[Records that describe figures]
------------------------------------------------
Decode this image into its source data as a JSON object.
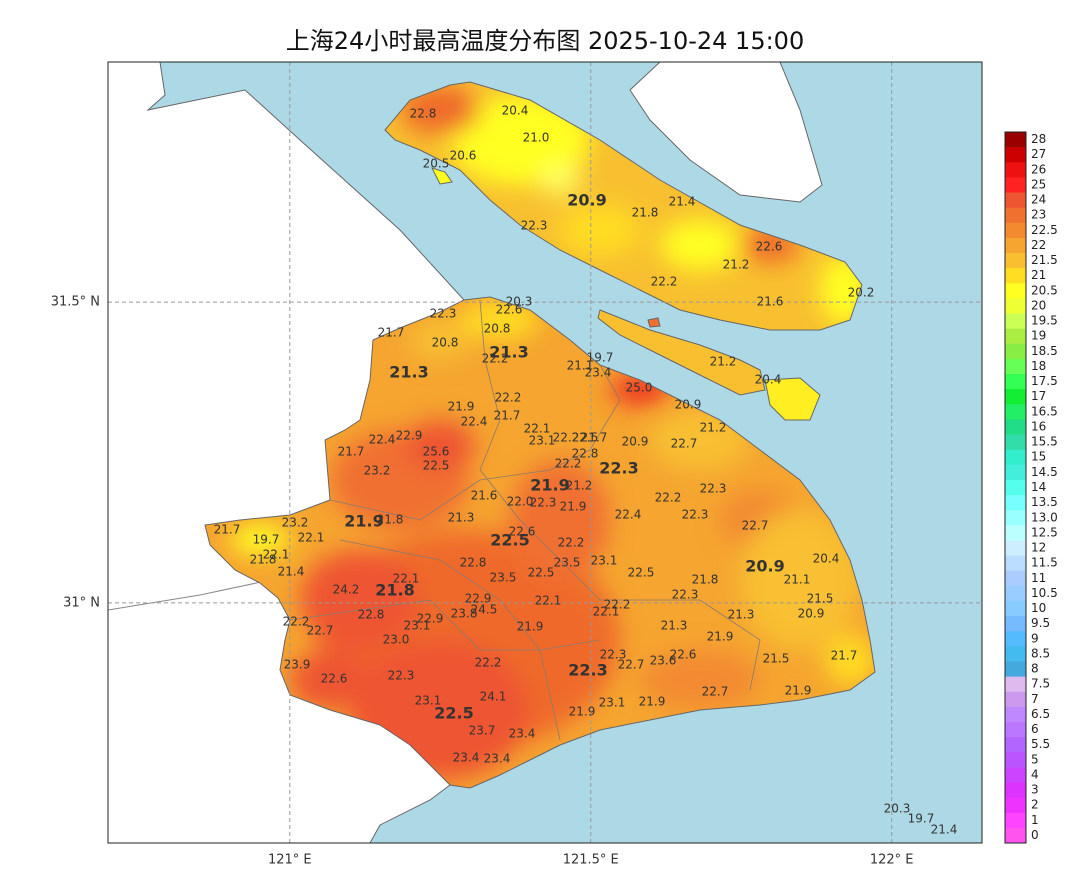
{
  "title": "上海24小时最高温度分布图 2025-10-24 15:00",
  "map": {
    "xlim": [
      120.698,
      122.15
    ],
    "ylim": [
      30.601,
      31.899
    ],
    "xticks": [
      {
        "value": 121,
        "label": "121° E"
      },
      {
        "value": 121.5,
        "label": "121.5° E"
      },
      {
        "value": 122,
        "label": "122° E"
      }
    ],
    "yticks": [
      {
        "value": 31.5,
        "label": "31.5° N"
      },
      {
        "value": 31,
        "label": "31° N"
      }
    ],
    "grid": true,
    "stations": [
      "22.8",
      "20.4",
      "21.0",
      "20.6",
      "20.5",
      "20.9",
      "21.8",
      "21.4",
      "22.3",
      "22.6",
      "21.2",
      "22.2",
      "21.6",
      "20.2",
      "22.3",
      "20.3",
      "22.6",
      "21.7",
      "20.8",
      "20.8",
      "21.3",
      "22.2",
      "21.3",
      "21.1",
      "19.7",
      "23.4",
      "25.0",
      "21.2",
      "20.4",
      "22.2",
      "21.9",
      "21.7",
      "22.4",
      "20.9",
      "21.2",
      "22.1",
      "22.4",
      "22.9",
      "23.1",
      "22.2",
      "22.5",
      "21.7",
      "20.9",
      "22.7",
      "21.7",
      "25.6",
      "22.8",
      "22.2",
      "22.5",
      "22.3",
      "23.2",
      "21.9",
      "21.2",
      "22.3",
      "21.6",
      "22.0",
      "22.3",
      "22.2",
      "21.9",
      "22.3",
      "22.4",
      "21.3",
      "21.9",
      "21.8",
      "22.7",
      "21.7",
      "23.2",
      "22.6",
      "22.1",
      "22.5",
      "19.7",
      "22.2",
      "22.1",
      "21.8",
      "20.4",
      "22.8",
      "23.1",
      "23.5",
      "20.9",
      "21.4",
      "22.5",
      "22.5",
      "21.1",
      "22.1",
      "23.5",
      "21.8",
      "24.2",
      "21.8",
      "22.3",
      "21.5",
      "22.9",
      "22.1",
      "22.2",
      "24.5",
      "22.1",
      "22.8",
      "23.8",
      "22.9",
      "23.1",
      "21.3",
      "20.9",
      "22.2",
      "22.7",
      "21.3",
      "21.9",
      "21.9",
      "23.0",
      "22.3",
      "22.6",
      "23.6",
      "22.7",
      "22.3",
      "22.2",
      "21.5",
      "21.7",
      "23.9",
      "22.6",
      "22.3",
      "24.1",
      "21.9",
      "22.7",
      "23.1",
      "22.5",
      "23.1",
      "21.9",
      "21.9",
      "23.7",
      "23.4",
      "23.4",
      "23.4",
      "20.3",
      "19.7",
      "21.4"
    ]
  },
  "colorbar": {
    "labels": [
      "28",
      "27",
      "26",
      "25",
      "24",
      "23",
      "22.5",
      "22",
      "21.5",
      "21",
      "20.5",
      "20",
      "19.5",
      "19",
      "18.5",
      "18",
      "17.5",
      "17",
      "16.5",
      "16",
      "15.5",
      "15",
      "14.5",
      "14",
      "13.5",
      "13.0",
      "12.5",
      "12",
      "11.5",
      "11",
      "10.5",
      "10",
      "9.5",
      "9",
      "8.5",
      "8",
      "7.5",
      "7",
      "6.5",
      "6",
      "5.5",
      "5",
      "4",
      "3",
      "2",
      "1",
      "0"
    ],
    "colors": [
      "#990000",
      "#cc0000",
      "#ee1111",
      "#ff2222",
      "#ee5533",
      "#f07030",
      "#f38a30",
      "#f5a530",
      "#f8c030",
      "#ffdd22",
      "#ffff22",
      "#eeff33",
      "#ccff55",
      "#aaee44",
      "#88ee44",
      "#66ff55",
      "#33ff55",
      "#11ee33",
      "#22ee66",
      "#22dd88",
      "#33ddaa",
      "#33eecc",
      "#44eedd",
      "#55ffee",
      "#77ffff",
      "#99ffff",
      "#bbffff",
      "#cceeff",
      "#bbddff",
      "#aaccff",
      "#99ccff",
      "#88ccff",
      "#77bbff",
      "#55bbff",
      "#44bbee",
      "#44aadd",
      "#ddbbee",
      "#cc99ee",
      "#c088ff",
      "#bb77ff",
      "#b266ff",
      "#bb55ff",
      "#cc44ff",
      "#dd33ff",
      "#ee33ff",
      "#ff44ff",
      "#ff55ee"
    ]
  }
}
------------------------------------------------
Copy each line containing the word "value" from the data.

        "value": 121,
        "value": 121.5,
        "value": 122,
        "value": 31.5,
        "value": 31,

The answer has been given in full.